### The problem
Each entry below is to be given again word for word, with no pictures.

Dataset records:
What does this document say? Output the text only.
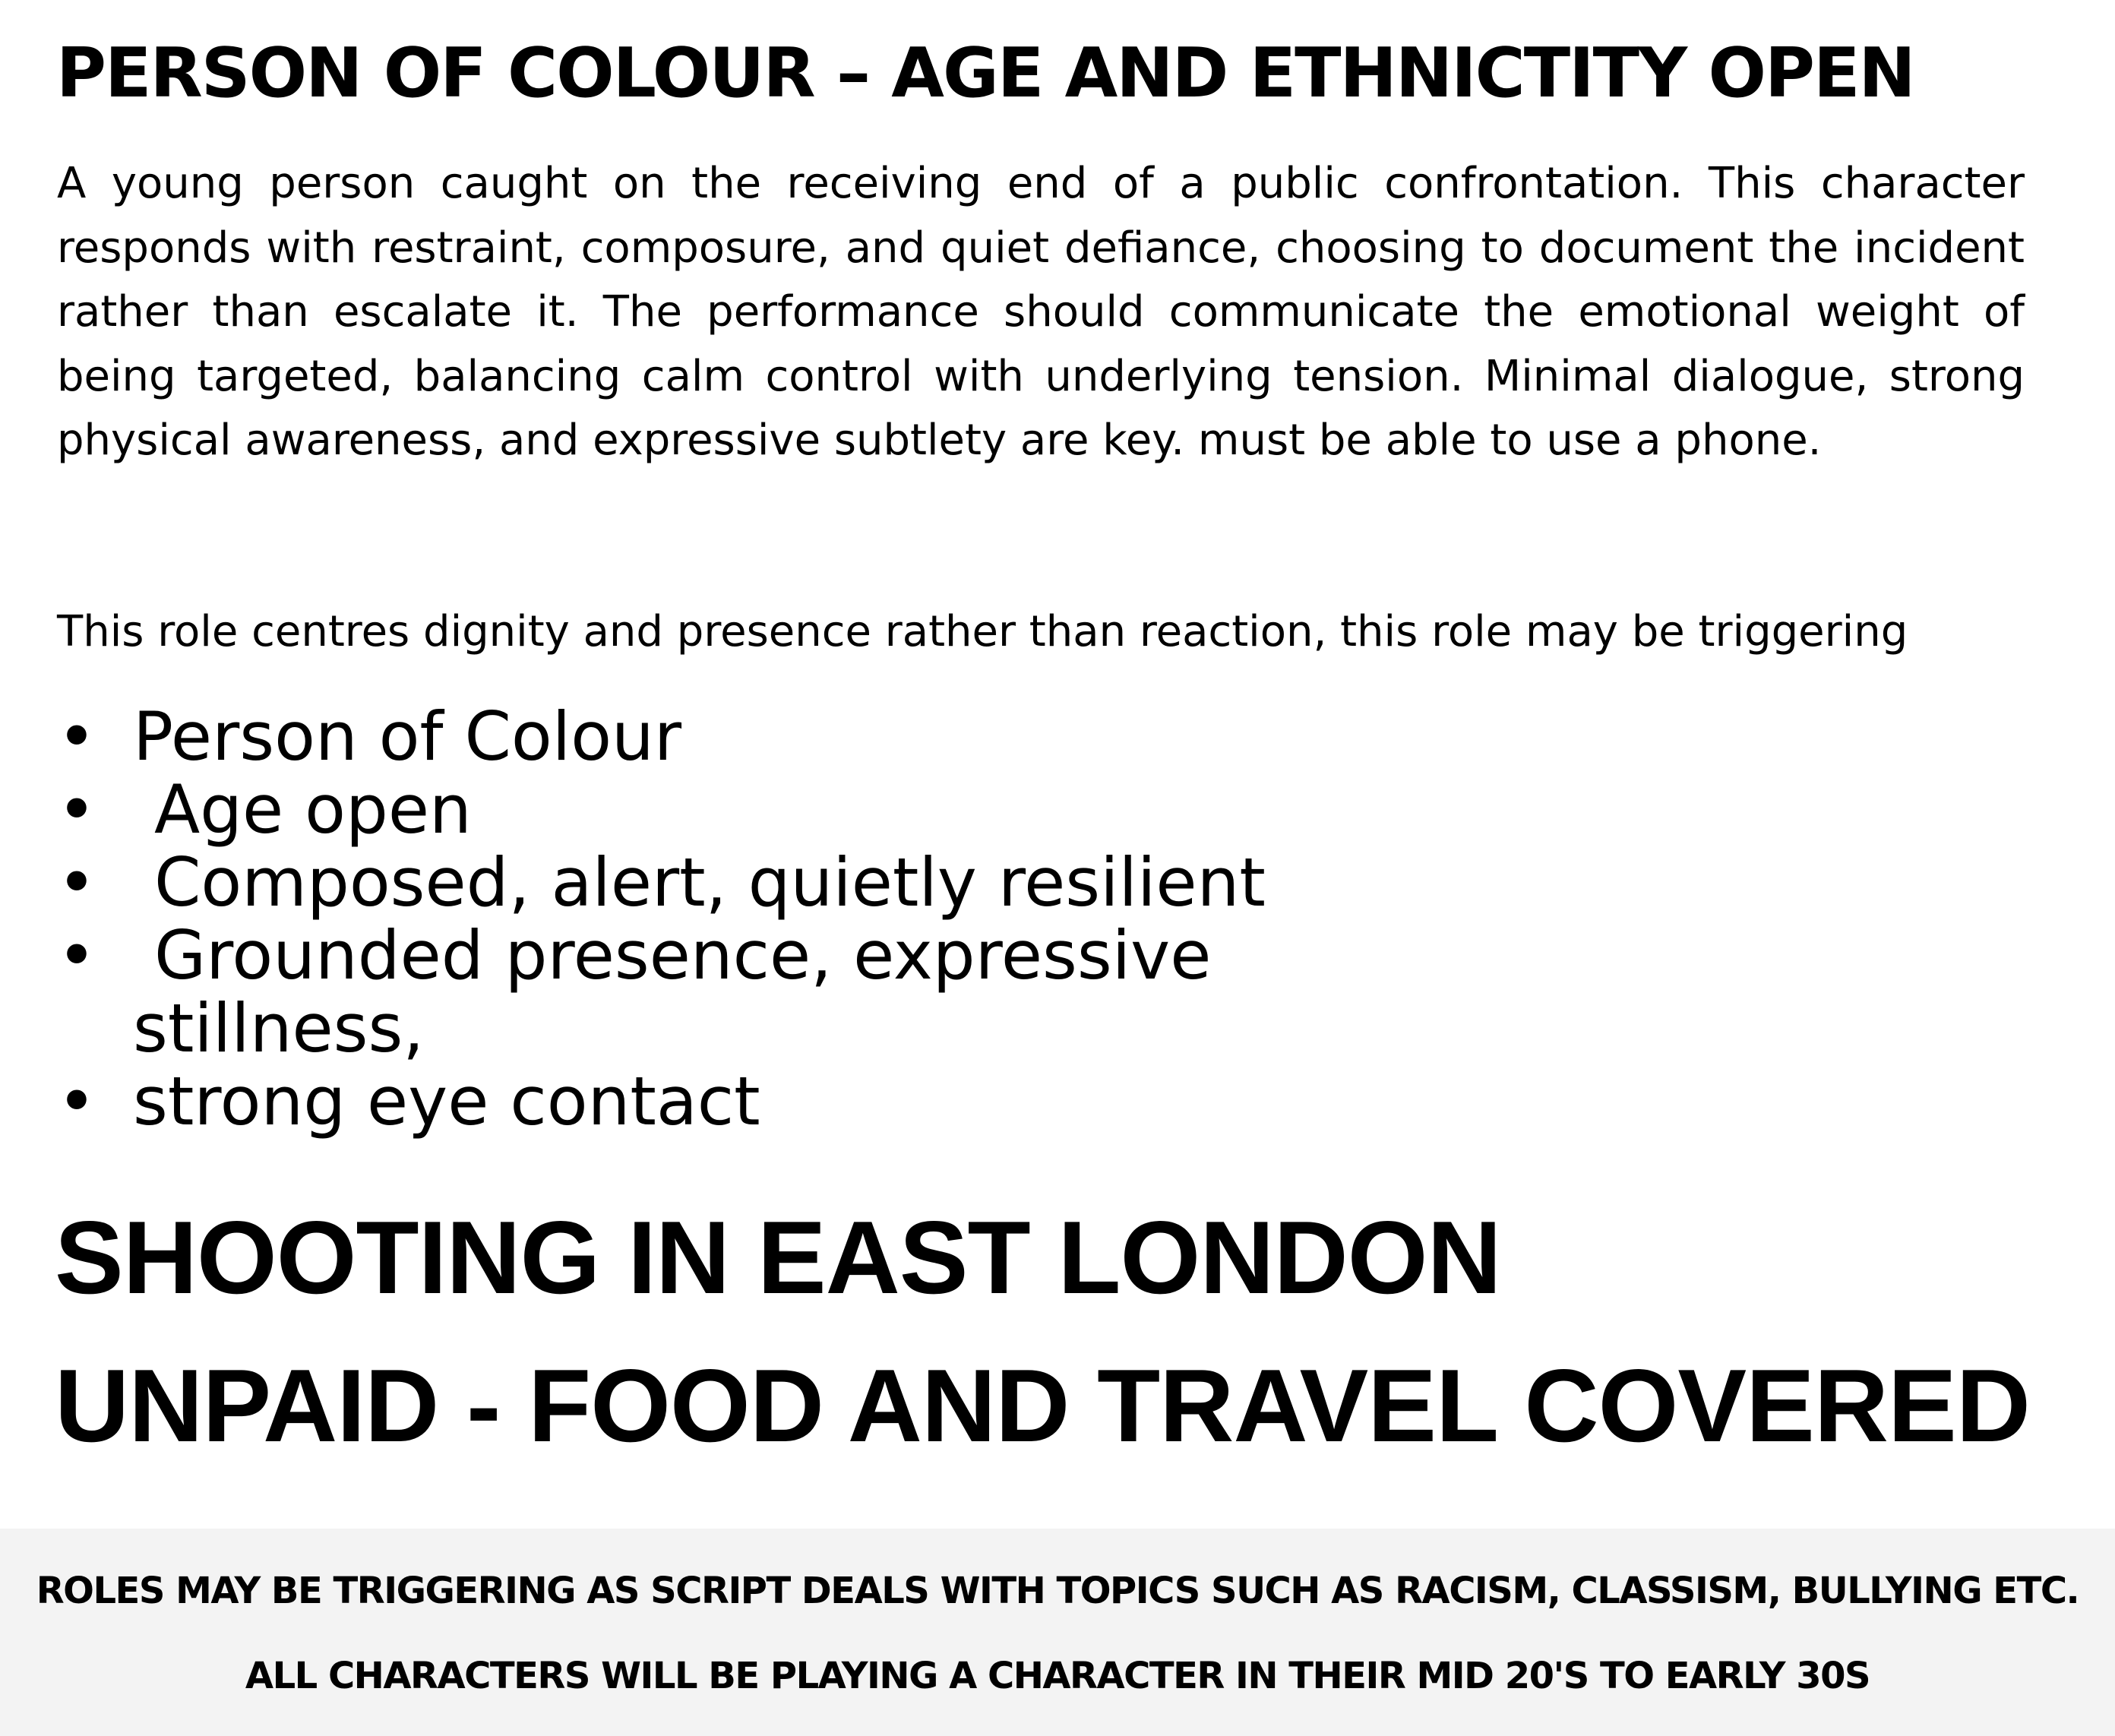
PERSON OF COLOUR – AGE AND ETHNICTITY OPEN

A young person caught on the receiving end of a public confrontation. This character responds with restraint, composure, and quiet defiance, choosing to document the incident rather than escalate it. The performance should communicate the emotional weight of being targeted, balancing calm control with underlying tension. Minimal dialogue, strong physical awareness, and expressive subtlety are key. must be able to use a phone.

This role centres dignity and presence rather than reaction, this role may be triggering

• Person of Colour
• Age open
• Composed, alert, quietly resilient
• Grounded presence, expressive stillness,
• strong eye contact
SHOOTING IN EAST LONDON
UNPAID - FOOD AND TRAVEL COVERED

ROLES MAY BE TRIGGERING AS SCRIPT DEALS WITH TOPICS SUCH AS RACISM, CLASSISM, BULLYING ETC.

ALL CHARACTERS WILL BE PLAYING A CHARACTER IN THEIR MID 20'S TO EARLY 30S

### Exercise response
What does this document say? Output the text only.
PERSON OF COLOUR – AGE AND ETHNICTITY OPEN

A young person caught on the receiving end of a public confrontation. This character responds with restraint, composure, and quiet defiance, choosing to document the incident rather than escalate it. The performance should communicate the emotional weight of being targeted, balancing calm control with underlying tension. Minimal dialogue, strong physical awareness, and expressive subtlety are key. must be able to use a phone.

This role centres dignity and presence rather than reaction, this role may be triggering

• Person of Colour
• Age open
• Composed, alert, quietly resilient
• Grounded presence, expressive stillness,
• strong eye contact
SHOOTING IN EAST LONDON
UNPAID - FOOD AND TRAVEL COVERED

ROLES MAY BE TRIGGERING AS SCRIPT DEALS WITH TOPICS SUCH AS RACISM, CLASSISM, BULLYING ETC.

ALL CHARACTERS WILL BE PLAYING A CHARACTER IN THEIR MID 20'S TO EARLY 30S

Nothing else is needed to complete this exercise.